◆ **To do**
1. In the Botswana course posts, how many nights did the group spend in Central Kalahari Game Reserve?
2. Turn the paragraph of the Botswana course posts that begins "We have been at Modisa Wildlife Project" into a short bulleted list that keeps its main facts.
3. From the Botswana course posts, extract everything from "Bernard driving up" down to "human-wildlife conflict issues.", word for word.

◆ **Passage shown**
## BEGIN
Meanwhile, the team arrived safely in Khwai and all are busy exploring the Okavango Delta, often called the jewel of the Kalahari. They return to Maun in a few days for the last week of the course, and Okavango photos will be posted once they are back in civilization. Stay tuned!

Sunday, June 23, 2013

Central Kalahari Game Reserve

We just got back from Central Kalahari Game Reserve, where we spent 3 nights. We saw lions, a leopard, bat-eared foxes, honey badgers, aardwolves, jackals, giraffes, and lots of antelopes.

We are back in Maun to restock and refuel before heading into Moremi Game Reserve today. Here are a few photos from our time in CKGR. We will post more photos after we get back on Thursday (including student's photos).

Driving through CKGR.

RAWR!! A male lion and his girlfriend lioness (not pictured) 25 meters from the car. Students enjoyed seeing wildlife up close, from a safe distance from the vehicle.

 Gemsbok antelope.

Bernard driving up front with Daryl through the pans.

Group photo in Deception Valley.

Tuesday, June 18, 2013

Modisa Wildlife Project

We have been at Modisa Wildlife Project today and yesterday. Val and Mikkel started Modisa in 2010 and have been managing a 10,000 hectare wildlife farm since. They take care of 30 lions, 2 leopards, a pack of African wild dogs, and their baby 16 month lioness Sirga (which they raised by hand). Modisa aims to raise awareness in conservation issues, human wildlife conflicts, and gives volunteers authentic hand-on experiences in the African savanna. We are lucky to get the opportunity to experience these animals up close before heading into the wild parks and reserves of Botswana.

Val (left) and Mikkel (right) giving the students a lecture on human-wildlife conflict issues.

Val showing the students the young lioness Sirga.

Students playing volleyball at the Modisa camp.

Today we walked with Val to observe wildlife tracks and signs.
## END
◆ **Data block**
## BEGIN
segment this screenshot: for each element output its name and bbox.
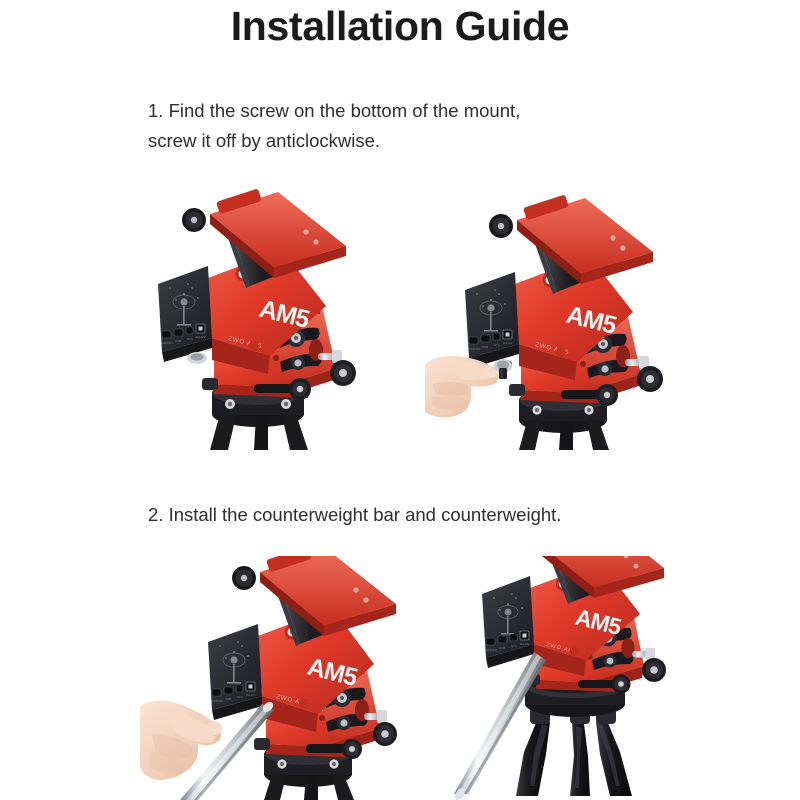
## END
◆ **Answers in order**
1. Three nights.

2.
- The group spent two days at Modisa Wildlife Project.
- Val and Mikkel started Modisa in 2010 and have managed its 10,000-hectare wildlife farm since then.
- They care for 30 lions, 2 leopards, a pack of African wild dogs, and Sirga, a 16-month-old lioness they raised by hand.
- Modisa aims to raise awareness of conservation issues and human-wildlife conflicts and gives volunteers hands-on experience in the African savanna.
- The visit let the group see these animals up close before heading into Botswana's wild parks and reserves.

3.
Bernard driving up front with Daryl through the pans.

Group photo in Deception Valley.

Tuesday, June 18, 2013

Modisa Wildlife Project

We have been at Modisa Wildlife Project today and yesterday. Val and Mikkel started Modisa in 2010 and have been managing a 10,000 hectare wildlife farm since. They take care of 30 lions, 2 leopards, a pack of African wild dogs, and their baby 16 month lioness Sirga (which they raised by hand). Modisa aims to raise awareness in conservation issues, human wildlife conflicts, and gives volunteers authentic hand-on experiences in the African savanna. We are lucky to get the opportunity to experience these animals up close before heading into the wild parks and reserves of Botswana.

Val (left) and Mikkel (right) giving the students a lecture on human-wildlife conflict issues.